Task goal.
In the entries that follow, count each line containing "review" and state the total, nothing more.

Information provided.
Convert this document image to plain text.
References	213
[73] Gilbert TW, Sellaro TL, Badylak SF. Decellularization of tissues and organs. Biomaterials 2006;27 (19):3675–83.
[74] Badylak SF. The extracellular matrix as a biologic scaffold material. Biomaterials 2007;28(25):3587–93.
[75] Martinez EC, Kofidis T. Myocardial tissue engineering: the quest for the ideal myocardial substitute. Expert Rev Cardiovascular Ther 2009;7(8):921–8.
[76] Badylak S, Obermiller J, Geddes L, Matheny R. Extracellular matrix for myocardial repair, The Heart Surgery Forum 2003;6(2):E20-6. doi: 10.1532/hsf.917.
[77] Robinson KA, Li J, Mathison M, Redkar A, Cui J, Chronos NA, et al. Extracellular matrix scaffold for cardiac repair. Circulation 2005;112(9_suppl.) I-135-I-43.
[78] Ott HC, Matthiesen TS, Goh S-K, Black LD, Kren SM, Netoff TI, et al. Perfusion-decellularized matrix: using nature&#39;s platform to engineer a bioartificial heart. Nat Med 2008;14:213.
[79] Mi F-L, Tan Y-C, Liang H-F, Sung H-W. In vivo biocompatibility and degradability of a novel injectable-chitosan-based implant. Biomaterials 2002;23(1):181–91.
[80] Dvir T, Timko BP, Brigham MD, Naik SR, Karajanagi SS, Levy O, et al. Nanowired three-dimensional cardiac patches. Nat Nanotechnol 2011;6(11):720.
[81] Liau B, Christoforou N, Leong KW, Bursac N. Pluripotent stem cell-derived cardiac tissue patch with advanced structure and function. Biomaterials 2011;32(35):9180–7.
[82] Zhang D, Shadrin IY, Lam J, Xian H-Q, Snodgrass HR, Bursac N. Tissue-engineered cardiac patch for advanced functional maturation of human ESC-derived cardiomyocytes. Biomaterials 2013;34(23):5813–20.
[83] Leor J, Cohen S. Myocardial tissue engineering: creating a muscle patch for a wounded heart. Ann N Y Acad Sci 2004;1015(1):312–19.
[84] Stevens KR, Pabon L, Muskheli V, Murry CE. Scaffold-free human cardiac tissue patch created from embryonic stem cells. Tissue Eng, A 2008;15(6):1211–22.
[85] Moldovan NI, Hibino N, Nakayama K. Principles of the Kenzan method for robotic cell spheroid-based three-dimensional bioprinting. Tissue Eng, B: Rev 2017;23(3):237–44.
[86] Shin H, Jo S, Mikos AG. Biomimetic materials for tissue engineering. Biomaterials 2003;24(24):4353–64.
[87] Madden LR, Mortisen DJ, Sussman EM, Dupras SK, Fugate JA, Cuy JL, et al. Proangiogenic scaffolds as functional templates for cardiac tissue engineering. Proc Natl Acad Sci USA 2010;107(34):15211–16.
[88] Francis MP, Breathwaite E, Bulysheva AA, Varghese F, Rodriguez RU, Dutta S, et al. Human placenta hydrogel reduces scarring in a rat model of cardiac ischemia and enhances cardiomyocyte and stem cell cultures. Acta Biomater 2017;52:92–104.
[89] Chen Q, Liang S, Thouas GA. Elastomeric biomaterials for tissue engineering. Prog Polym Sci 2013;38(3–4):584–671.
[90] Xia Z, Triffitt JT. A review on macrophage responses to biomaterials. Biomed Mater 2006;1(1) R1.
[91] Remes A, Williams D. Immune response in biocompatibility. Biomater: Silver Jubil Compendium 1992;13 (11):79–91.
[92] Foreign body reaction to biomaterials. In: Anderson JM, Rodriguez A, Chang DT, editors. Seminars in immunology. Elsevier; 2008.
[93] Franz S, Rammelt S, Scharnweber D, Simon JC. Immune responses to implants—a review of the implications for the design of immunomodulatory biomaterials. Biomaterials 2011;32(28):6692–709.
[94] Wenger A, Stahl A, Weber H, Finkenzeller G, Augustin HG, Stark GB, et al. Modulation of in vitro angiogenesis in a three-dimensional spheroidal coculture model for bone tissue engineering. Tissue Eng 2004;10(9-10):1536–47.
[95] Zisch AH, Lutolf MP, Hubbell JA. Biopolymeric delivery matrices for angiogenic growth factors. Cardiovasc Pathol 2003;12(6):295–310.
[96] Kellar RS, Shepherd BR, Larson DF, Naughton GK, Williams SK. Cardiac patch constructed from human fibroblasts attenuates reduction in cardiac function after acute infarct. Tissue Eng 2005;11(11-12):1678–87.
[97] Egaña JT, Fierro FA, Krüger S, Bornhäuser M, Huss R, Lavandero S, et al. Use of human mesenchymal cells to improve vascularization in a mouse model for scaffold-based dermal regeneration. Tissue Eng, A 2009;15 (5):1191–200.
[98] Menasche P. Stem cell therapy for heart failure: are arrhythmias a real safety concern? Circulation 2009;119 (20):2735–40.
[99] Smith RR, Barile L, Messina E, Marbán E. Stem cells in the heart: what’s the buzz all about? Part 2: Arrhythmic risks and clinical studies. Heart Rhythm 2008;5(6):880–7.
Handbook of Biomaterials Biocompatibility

Exercise result.
2